_DIRECTIVE:_
Search the material below for the string "조미대화의" and extract each line that has it.

— START OF EXTRACTED MATERIAL —

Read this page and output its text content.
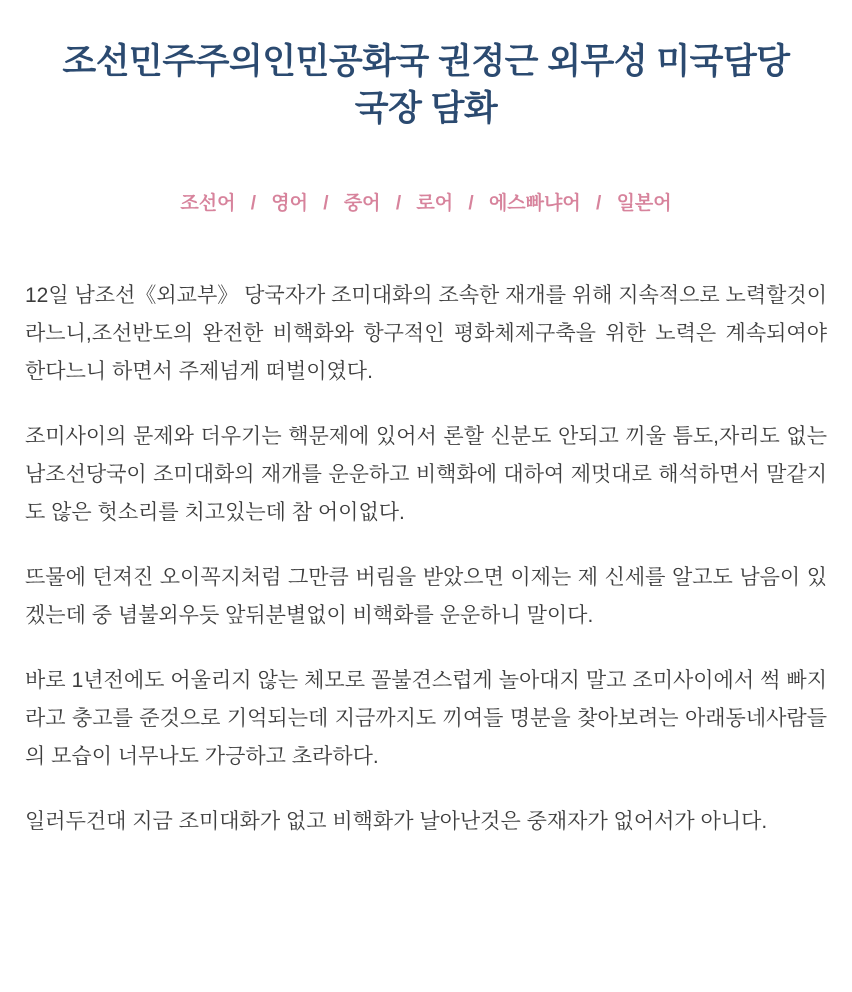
조선민주주의인민공화국 권정근 외무성 미국담당 국장 담화
조선어 / 영어 / 중어 / 로어 / 에스빠냐어 / 일본어

12일 남조선《외교부》 당국자가 조미대화의 조속한 재개를 위해 지속적으로 노력할것이라느니,조선반도의 완전한 비핵화와 항구적인 평화체제구축을 위한 노력은 계속되여야 한다느니 하면서 주제넘게 떠벌이였다.

조미사이의 문제와 더우기는 핵문제에 있어서 론할 신분도 안되고 끼울 틈도,자리도 없는 남조선당국이 조미대화의 재개를 운운하고 비핵화에 대하여 제멋대로 해석하면서 말같지도 않은 헛소리를 치고있는데 참 어이없다.

뜨물에 던져진 오이꼭지처럼 그만큼 버림을 받았으면 이제는 제 신세를 알고도 남음이 있겠는데 중 념불외우듯 앞뒤분별없이 비핵화를 운운하니 말이다.

바로 1년전에도 어울리지 않는 체모로 꼴불견스럽게 놀아대지 말고 조미사이에서 썩 빠지라고 충고를 준것으로 기억되는데 지금까지도 끼여들 명분을 찾아보려는 아래동네사람들의 모습이 너무나도 가긍하고 초라하다.

일러두건대 지금 조미대화가 없고 비핵화가 날아난것은 중재자가 없어서가 아니다.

— END OF EXTRACTED MATERIAL —

_THE ANSWER:_
12일 남조선《외교부》 당국자가 조미대화의 조속한 재개를 위해 지속적으로 노력할것이라느니,조선반도의 완전한 비핵화와 항구적인 평화체제구축을 위한 노력은 계속되여야 한다느니 하면서 주제넘게 떠벌이였다.
조미사이의 문제와 더우기는 핵문제에 있어서 론할 신분도 안되고 끼울 틈도,자리도 없는 남조선당국이 조미대화의 재개를 운운하고 비핵화에 대하여 제멋대로 해석하면서 말같지도 않은 헛소리를 치고있는데 참 어이없다.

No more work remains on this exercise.